_Material to process_
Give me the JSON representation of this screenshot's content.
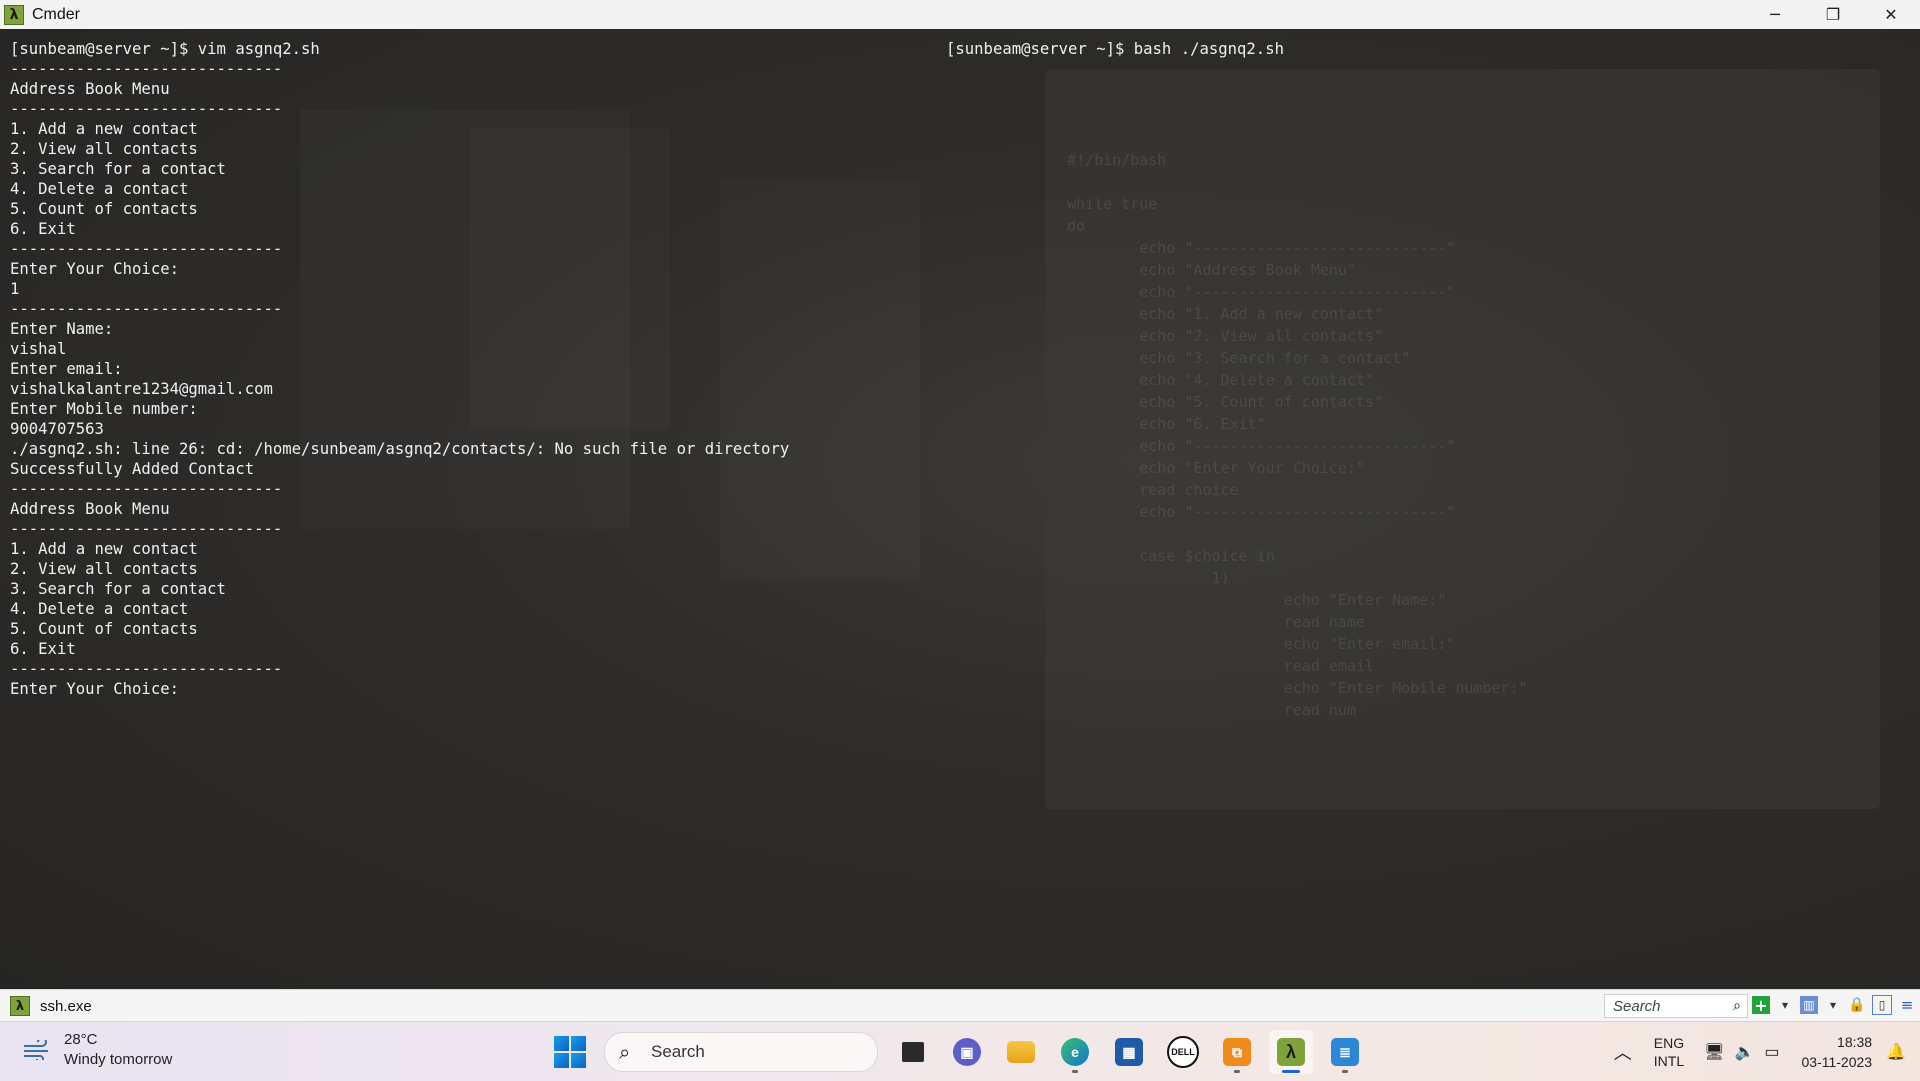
{
  "window": {
    "title": "Cmder",
    "app_icon": "λ",
    "controls": {
      "minimize": "─",
      "maximize": "❐",
      "close": "✕"
    }
  },
  "terminal": {
    "left_pane_text": "[sunbeam@server ~]$ vim asgnq2.sh\n-----------------------------\nAddress Book Menu\n-----------------------------\n1. Add a new contact\n2. View all contacts\n3. Search for a contact\n4. Delete a contact\n5. Count of contacts\n6. Exit\n-----------------------------\nEnter Your Choice:\n1\n-----------------------------\nEnter Name:\nvishal\nEnter email:\nvishalkalantre1234@gmail.com\nEnter Mobile number:\n9004707563\n./asgnq2.sh: line 26: cd: /home/sunbeam/asgnq2/contacts/: No such file or directory\nSuccessfully Added Contact\n-----------------------------\nAddress Book Menu\n-----------------------------\n1. Add a new contact\n2. View all contacts\n3. Search for a contact\n4. Delete a contact\n5. Count of contacts\n6. Exit\n-----------------------------\nEnter Your Choice:",
    "right_pane_text": "[sunbeam@server ~]$ bash ./asgnq2.sh"
  },
  "tabbar": {
    "tab_label": "ssh.exe",
    "search_placeholder": "Search"
  },
  "taskbar": {
    "weather_temp": "28°C",
    "weather_desc": "Windy tomorrow",
    "search_label": "Search",
    "lang_line1": "ENG",
    "lang_line2": "INTL",
    "time": "18:38",
    "date": "03-11-2023",
    "accent": "#1a64d4"
  }
}
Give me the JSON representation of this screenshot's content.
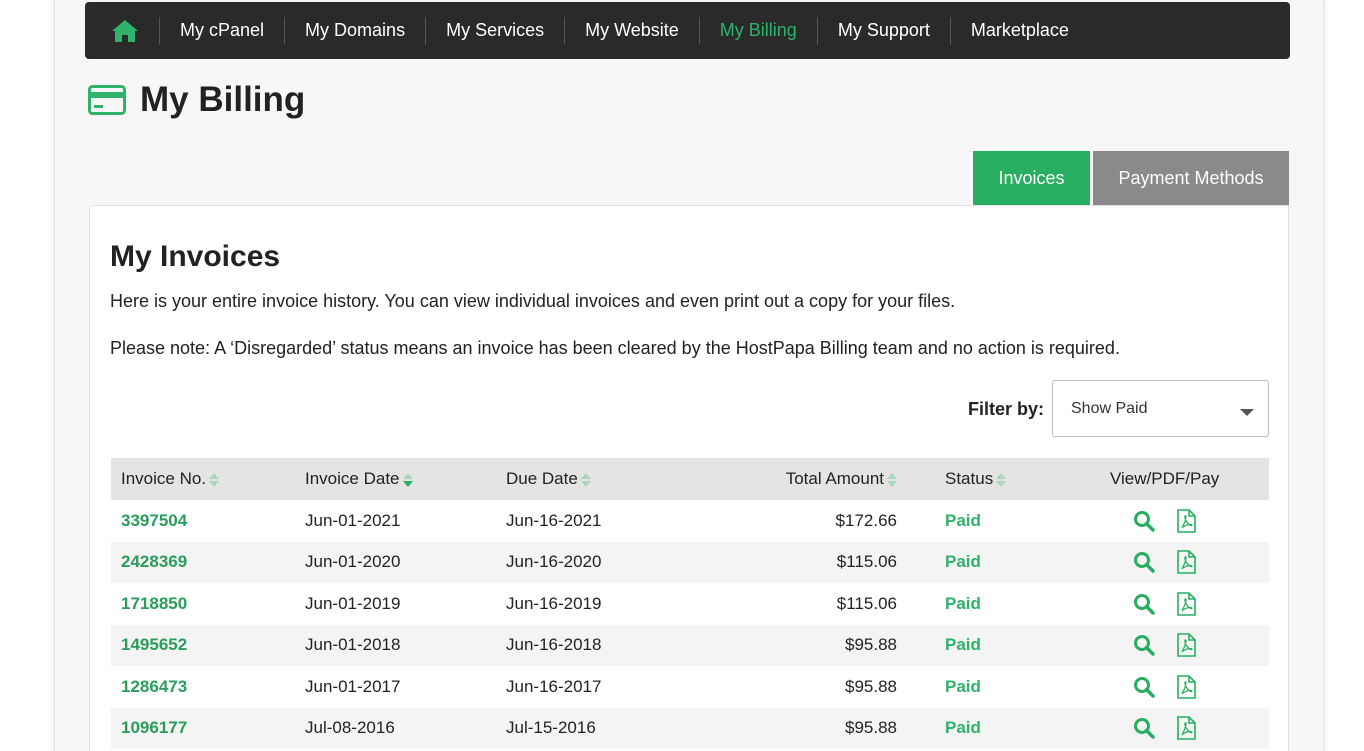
{
  "nav": {
    "home_icon": "home-icon",
    "items": [
      {
        "label": "My cPanel",
        "active": false
      },
      {
        "label": "My Domains",
        "active": false
      },
      {
        "label": "My Services",
        "active": false
      },
      {
        "label": "My Website",
        "active": false
      },
      {
        "label": "My Billing",
        "active": true
      },
      {
        "label": "My Support",
        "active": false
      },
      {
        "label": "Marketplace",
        "active": false
      }
    ]
  },
  "page": {
    "title": "My Billing",
    "icon": "credit-card-icon"
  },
  "tabs": {
    "invoices": "Invoices",
    "payment_methods": "Payment Methods"
  },
  "invoices": {
    "heading": "My Invoices",
    "description": "Here is your entire invoice history. You can view individual invoices and even print out a copy for your files.",
    "note": "Please note: A ‘Disregarded’ status means an invoice has been cleared by the HostPapa Billing team and no action is required.",
    "filter_label": "Filter by:",
    "filter_value": "Show Paid",
    "columns": {
      "invoice_no": "Invoice No.",
      "invoice_date": "Invoice Date",
      "due_date": "Due Date",
      "total_amount": "Total Amount",
      "status": "Status",
      "actions": "View/PDF/Pay"
    },
    "rows": [
      {
        "no": "3397504",
        "invoice_date": "Jun-01-2021",
        "due_date": "Jun-16-2021",
        "amount": "$172.66",
        "status": "Paid"
      },
      {
        "no": "2428369",
        "invoice_date": "Jun-01-2020",
        "due_date": "Jun-16-2020",
        "amount": "$115.06",
        "status": "Paid"
      },
      {
        "no": "1718850",
        "invoice_date": "Jun-01-2019",
        "due_date": "Jun-16-2019",
        "amount": "$115.06",
        "status": "Paid"
      },
      {
        "no": "1495652",
        "invoice_date": "Jun-01-2018",
        "due_date": "Jun-16-2018",
        "amount": "$95.88",
        "status": "Paid"
      },
      {
        "no": "1286473",
        "invoice_date": "Jun-01-2017",
        "due_date": "Jun-16-2017",
        "amount": "$95.88",
        "status": "Paid"
      },
      {
        "no": "1096177",
        "invoice_date": "Jul-08-2016",
        "due_date": "Jul-15-2016",
        "amount": "$95.88",
        "status": "Paid"
      }
    ]
  },
  "colors": {
    "accent": "#27ae60",
    "nav_bg": "#2a2a2a",
    "tab_inactive": "#8a8a8a"
  }
}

_Problem requirements_
Copy all lines from the listing that contain "server".

_Response to this task_
    "left_pane_text": "[sunbeam@server ~]$ vim asgnq2.sh\n-----------------------------\nAddress Book Menu\n-----------------------------\n1. Add a new contact\n2. View all contacts\n3. Search for a contact\n4. Delete a contact\n5. Count of contacts\n6. Exit\n-----------------------------\nEnter Your Choice:\n1\n-----------------------------\nEnter Name:\nvishal\nEnter email:\nvishalkalantre1234@gmail.com\nEnter Mobile number:\n9004707563\n./asgnq2.sh: line 26: cd: /home/sunbeam/asgnq2/contacts/: No such file or directory\nSuccessfully Added Contact\n-----------------------------\nAddress Book Menu\n-----------------------------\n1. Add a new contact\n2. View all contacts\n3. Search for a contact\n4. Delete a contact\n5. Count of contacts\n6. Exit\n-----------------------------\nEnter Your Choice:",
    "right_pane_text": "[sunbeam@server ~]$ bash ./asgnq2.sh"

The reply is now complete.